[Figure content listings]
**********
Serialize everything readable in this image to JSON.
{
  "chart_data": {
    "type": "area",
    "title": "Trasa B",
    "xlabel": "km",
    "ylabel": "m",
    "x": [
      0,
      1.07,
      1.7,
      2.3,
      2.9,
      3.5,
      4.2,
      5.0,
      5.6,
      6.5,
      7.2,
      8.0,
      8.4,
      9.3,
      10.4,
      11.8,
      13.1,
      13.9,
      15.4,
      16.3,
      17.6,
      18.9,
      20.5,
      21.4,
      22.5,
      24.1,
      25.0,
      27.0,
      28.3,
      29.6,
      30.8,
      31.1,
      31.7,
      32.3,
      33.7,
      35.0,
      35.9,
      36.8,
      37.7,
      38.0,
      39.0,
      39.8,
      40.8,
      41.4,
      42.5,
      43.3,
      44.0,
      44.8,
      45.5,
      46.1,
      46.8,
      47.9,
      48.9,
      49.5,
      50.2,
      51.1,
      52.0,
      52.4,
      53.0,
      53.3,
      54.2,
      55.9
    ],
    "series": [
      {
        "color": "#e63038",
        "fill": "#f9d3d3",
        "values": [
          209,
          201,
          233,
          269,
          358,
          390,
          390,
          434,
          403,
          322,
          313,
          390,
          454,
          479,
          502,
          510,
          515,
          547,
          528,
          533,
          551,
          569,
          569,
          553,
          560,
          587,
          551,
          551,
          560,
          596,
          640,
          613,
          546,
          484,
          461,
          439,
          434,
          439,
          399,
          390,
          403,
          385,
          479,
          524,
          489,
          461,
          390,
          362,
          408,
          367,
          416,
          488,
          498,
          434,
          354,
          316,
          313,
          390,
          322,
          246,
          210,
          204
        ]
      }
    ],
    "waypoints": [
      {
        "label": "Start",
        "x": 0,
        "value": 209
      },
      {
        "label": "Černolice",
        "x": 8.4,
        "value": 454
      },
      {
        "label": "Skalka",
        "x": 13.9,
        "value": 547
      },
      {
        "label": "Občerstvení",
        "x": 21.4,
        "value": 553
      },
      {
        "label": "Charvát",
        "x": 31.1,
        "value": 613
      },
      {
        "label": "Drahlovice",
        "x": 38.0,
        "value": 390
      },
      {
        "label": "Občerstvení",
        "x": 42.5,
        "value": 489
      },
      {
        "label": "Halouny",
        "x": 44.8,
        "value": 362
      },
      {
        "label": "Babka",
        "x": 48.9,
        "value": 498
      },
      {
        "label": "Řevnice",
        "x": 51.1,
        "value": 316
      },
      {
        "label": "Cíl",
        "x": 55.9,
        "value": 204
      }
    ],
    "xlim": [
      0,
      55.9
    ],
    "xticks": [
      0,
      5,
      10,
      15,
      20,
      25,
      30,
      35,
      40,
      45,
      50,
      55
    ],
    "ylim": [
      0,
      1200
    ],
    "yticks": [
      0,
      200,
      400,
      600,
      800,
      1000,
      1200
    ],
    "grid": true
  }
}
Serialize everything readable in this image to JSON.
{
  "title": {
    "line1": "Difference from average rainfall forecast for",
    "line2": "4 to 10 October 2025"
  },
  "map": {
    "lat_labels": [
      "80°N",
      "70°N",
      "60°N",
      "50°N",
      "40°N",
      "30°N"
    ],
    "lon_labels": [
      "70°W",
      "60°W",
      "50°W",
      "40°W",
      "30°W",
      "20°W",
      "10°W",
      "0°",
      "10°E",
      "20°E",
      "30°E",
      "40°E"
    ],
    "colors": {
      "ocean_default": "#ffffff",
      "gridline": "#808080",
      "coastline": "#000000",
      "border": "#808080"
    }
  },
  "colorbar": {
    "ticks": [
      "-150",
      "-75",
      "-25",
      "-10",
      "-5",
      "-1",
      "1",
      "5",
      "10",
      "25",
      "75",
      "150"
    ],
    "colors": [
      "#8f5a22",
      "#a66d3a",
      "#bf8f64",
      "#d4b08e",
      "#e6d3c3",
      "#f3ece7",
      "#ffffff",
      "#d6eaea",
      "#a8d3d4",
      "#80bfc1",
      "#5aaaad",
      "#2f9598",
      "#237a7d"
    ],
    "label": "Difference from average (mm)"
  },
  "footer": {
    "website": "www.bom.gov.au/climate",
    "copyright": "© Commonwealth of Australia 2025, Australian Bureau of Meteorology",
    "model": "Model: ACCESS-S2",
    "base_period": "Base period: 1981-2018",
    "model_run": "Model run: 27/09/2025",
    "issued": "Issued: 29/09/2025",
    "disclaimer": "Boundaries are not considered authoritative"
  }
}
**********
* Problem details
Transcribe the data. Leave every line exactly as it is.

* The reply
Serialize everything readable in this image to JSON.
{
  "chart_data": {
    "type": "area",
    "title": "Trasa B",
    "xlabel": "km",
    "ylabel": "m",
    "x": [
      0,
      1.07,
      1.7,
      2.3,
      2.9,
      3.5,
      4.2,
      5.0,
      5.6,
      6.5,
      7.2,
      8.0,
      8.4,
      9.3,
      10.4,
      11.8,
      13.1,
      13.9,
      15.4,
      16.3,
      17.6,
      18.9,
      20.5,
      21.4,
      22.5,
      24.1,
      25.0,
      27.0,
      28.3,
      29.6,
      30.8,
      31.1,
      31.7,
      32.3,
      33.7,
      35.0,
      35.9,
      36.8,
      37.7,
      38.0,
      39.0,
      39.8,
      40.8,
      41.4,
      42.5,
      43.3,
      44.0,
      44.8,
      45.5,
      46.1,
      46.8,
      47.9,
      48.9,
      49.5,
      50.2,
      51.1,
      52.0,
      52.4,
      53.0,
      53.3,
      54.2,
      55.9
    ],
    "series": [
      {
        "color": "#e63038",
        "fill": "#f9d3d3",
        "values": [
          209,
          201,
          233,
          269,
          358,
          390,
          390,
          434,
          403,
          322,
          313,
          390,
          454,
          479,
          502,
          510,
          515,
          547,
          528,
          533,
          551,
          569,
          569,
          553,
          560,
          587,
          551,
          551,
          560,
          596,
          640,
          613,
          546,
          484,
          461,
          439,
          434,
          439,
          399,
          390,
          403,
          385,
          479,
          524,
          489,
          461,
          390,
          362,
          408,
          367,
          416,
          488,
          498,
          434,
          354,
          316,
          313,
          390,
          322,
          246,
          210,
          204
        ]
      }
    ],
    "waypoints": [
      {
        "label": "Start",
        "x": 0,
        "value": 209
      },
      {
        "label": "Černolice",
        "x": 8.4,
        "value": 454
      },
      {
        "label": "Skalka",
        "x": 13.9,
        "value": 547
      },
      {
        "label": "Občerstvení",
        "x": 21.4,
        "value": 553
      },
      {
        "label": "Charvát",
        "x": 31.1,
        "value": 613
      },
      {
        "label": "Drahlovice",
        "x": 38.0,
        "value": 390
      },
      {
        "label": "Občerstvení",
        "x": 42.5,
        "value": 489
      },
      {
        "label": "Halouny",
        "x": 44.8,
        "value": 362
      },
      {
        "label": "Babka",
        "x": 48.9,
        "value": 498
      },
      {
        "label": "Řevnice",
        "x": 51.1,
        "value": 316
      },
      {
        "label": "Cíl",
        "x": 55.9,
        "value": 204
      }
    ],
    "xlim": [
      0,
      55.9
    ],
    "xticks": [
      0,
      5,
      10,
      15,
      20,
      25,
      30,
      35,
      40,
      45,
      50,
      55
    ],
    "ylim": [
      0,
      1200
    ],
    "yticks": [
      0,
      200,
      400,
      600,
      800,
      1000,
      1200
    ],
    "grid": true
  }
}
Serialize everything readable in this image to JSON.
{
  "title": {
    "line1": "Difference from average rainfall forecast for",
    "line2": "4 to 10 October 2025"
  },
  "map": {
    "lat_labels": [
      "80°N",
      "70°N",
      "60°N",
      "50°N",
      "40°N",
      "30°N"
    ],
    "lon_labels": [
      "70°W",
      "60°W",
      "50°W",
      "40°W",
      "30°W",
      "20°W",
      "10°W",
      "0°",
      "10°E",
      "20°E",
      "30°E",
      "40°E"
    ],
    "colors": {
      "ocean_default": "#ffffff",
      "gridline": "#808080",
      "coastline": "#000000",
      "border": "#808080"
    }
  },
  "colorbar": {
    "ticks": [
      "-150",
      "-75",
      "-25",
      "-10",
      "-5",
      "-1",
      "1",
      "5",
      "10",
      "25",
      "75",
      "150"
    ],
    "colors": [
      "#8f5a22",
      "#a66d3a",
      "#bf8f64",
      "#d4b08e",
      "#e6d3c3",
      "#f3ece7",
      "#ffffff",
      "#d6eaea",
      "#a8d3d4",
      "#80bfc1",
      "#5aaaad",
      "#2f9598",
      "#237a7d"
    ],
    "label": "Difference from average (mm)"
  },
  "footer": {
    "website": "www.bom.gov.au/climate",
    "copyright": "© Commonwealth of Australia 2025, Australian Bureau of Meteorology",
    "model": "Model: ACCESS-S2",
    "base_period": "Base period: 1981-2018",
    "model_run": "Model run: 27/09/2025",
    "issued": "Issued: 29/09/2025",
    "disclaimer": "Boundaries are not considered authoritative"
  }
}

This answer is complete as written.